• [PROBLEM STATEMENT]: Replace "interactable" with "clickable" in the part of the listing that opens with the line containing "link-label: 礼包链接： [123,119,178,132]" and closes with the line containing "link-url-text: http://115.com/lb/5lbd9tnvmgh [182,121,324,131]", and give back only those lines with nothing else changed.

START

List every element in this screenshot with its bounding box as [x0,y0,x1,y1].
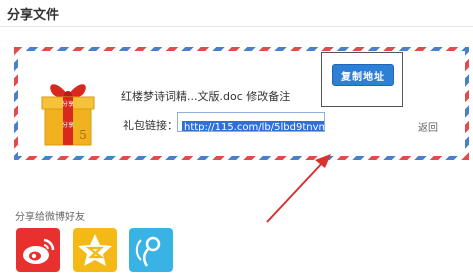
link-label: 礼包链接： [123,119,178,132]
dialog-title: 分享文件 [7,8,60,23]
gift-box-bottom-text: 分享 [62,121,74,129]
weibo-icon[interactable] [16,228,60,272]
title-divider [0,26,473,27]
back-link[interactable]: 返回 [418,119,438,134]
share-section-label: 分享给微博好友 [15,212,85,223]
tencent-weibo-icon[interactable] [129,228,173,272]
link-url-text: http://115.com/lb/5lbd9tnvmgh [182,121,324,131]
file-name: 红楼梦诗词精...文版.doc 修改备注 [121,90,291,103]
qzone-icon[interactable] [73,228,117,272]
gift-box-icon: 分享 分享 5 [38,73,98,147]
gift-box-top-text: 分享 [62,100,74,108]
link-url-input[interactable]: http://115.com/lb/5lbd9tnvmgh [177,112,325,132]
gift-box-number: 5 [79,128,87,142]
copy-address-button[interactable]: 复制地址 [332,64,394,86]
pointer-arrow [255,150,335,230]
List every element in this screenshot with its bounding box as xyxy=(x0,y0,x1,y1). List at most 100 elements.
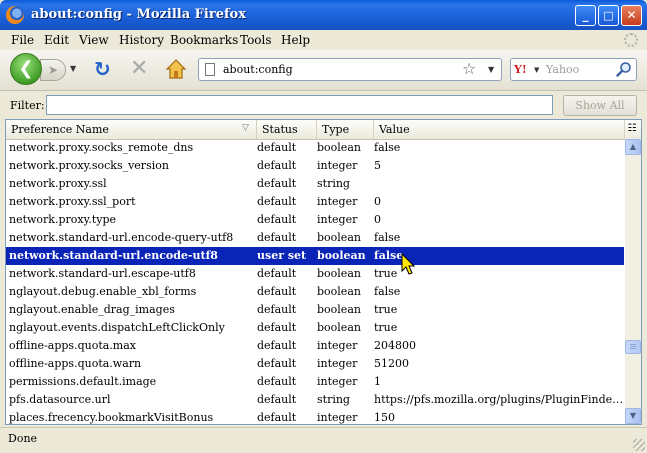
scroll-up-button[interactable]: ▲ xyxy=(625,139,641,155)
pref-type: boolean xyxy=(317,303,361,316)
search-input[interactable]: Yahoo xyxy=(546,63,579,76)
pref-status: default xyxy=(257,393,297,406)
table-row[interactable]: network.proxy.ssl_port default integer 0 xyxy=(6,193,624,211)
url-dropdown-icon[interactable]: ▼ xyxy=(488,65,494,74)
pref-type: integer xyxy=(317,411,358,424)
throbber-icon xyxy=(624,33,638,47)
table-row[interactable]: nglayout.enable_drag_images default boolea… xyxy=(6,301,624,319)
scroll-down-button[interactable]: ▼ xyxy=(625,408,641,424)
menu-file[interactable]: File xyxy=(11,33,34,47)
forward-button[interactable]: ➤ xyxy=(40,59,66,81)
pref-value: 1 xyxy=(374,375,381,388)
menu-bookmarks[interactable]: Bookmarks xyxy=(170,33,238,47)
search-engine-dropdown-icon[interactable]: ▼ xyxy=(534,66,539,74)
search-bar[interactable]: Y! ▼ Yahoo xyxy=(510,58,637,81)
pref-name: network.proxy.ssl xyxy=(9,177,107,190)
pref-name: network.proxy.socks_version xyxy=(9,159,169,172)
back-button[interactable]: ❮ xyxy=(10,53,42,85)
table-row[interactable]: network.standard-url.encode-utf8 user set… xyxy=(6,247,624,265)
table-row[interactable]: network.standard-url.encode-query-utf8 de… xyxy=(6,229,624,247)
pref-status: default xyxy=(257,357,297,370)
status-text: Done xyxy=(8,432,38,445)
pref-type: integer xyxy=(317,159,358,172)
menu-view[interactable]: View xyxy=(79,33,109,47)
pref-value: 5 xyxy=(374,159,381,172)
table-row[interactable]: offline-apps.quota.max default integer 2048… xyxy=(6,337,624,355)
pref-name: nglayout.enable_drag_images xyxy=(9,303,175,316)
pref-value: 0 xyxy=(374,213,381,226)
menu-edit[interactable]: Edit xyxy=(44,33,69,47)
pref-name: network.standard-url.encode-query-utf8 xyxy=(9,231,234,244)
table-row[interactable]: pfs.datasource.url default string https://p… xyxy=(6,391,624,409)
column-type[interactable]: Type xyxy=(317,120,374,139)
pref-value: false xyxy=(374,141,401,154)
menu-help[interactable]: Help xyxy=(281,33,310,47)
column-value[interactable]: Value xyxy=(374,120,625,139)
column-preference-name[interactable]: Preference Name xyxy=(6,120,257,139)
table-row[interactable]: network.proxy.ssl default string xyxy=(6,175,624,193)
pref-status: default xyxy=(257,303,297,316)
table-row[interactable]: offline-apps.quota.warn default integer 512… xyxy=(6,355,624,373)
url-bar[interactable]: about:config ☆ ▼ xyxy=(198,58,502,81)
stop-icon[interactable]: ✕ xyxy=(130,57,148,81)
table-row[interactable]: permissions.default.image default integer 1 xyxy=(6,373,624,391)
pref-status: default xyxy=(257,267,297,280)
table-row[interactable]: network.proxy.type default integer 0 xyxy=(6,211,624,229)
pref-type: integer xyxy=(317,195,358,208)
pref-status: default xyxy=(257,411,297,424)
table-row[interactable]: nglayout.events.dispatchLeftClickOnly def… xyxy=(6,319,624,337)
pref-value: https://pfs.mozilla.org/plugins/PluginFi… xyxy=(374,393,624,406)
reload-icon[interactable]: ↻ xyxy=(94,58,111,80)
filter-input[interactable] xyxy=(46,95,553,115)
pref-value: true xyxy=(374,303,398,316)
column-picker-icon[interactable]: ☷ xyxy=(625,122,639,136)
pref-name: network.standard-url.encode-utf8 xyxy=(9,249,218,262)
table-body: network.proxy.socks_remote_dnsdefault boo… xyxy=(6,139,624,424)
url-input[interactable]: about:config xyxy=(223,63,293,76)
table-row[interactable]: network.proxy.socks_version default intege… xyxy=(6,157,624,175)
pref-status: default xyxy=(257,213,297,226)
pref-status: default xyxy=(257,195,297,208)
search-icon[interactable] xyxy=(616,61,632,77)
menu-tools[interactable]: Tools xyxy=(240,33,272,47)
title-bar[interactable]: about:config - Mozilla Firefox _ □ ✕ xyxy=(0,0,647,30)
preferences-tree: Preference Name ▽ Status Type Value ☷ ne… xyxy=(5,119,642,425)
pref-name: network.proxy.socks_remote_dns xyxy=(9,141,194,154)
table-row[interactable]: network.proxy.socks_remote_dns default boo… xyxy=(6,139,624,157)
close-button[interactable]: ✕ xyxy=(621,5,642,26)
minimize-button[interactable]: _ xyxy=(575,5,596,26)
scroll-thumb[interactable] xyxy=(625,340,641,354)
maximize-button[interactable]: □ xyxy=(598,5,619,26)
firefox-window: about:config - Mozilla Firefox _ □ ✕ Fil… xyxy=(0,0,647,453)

END

• [EXPECTED ANSWER]:
link-label: 礼包链接： [123,119,178,132]
dialog-title: 分享文件 [7,8,60,23]
gift-box-bottom-text: 分享 [62,121,74,129]
weibo-icon[clickable] [16,228,60,272]
title-divider [0,26,473,27]
back-link[clickable]: 返回 [418,119,438,134]
share-section-label: 分享给微博好友 [15,212,85,223]
tencent-weibo-icon[clickable] [129,228,173,272]
link-url-text: http://115.com/lb/5lbd9tnvmgh [182,121,324,131]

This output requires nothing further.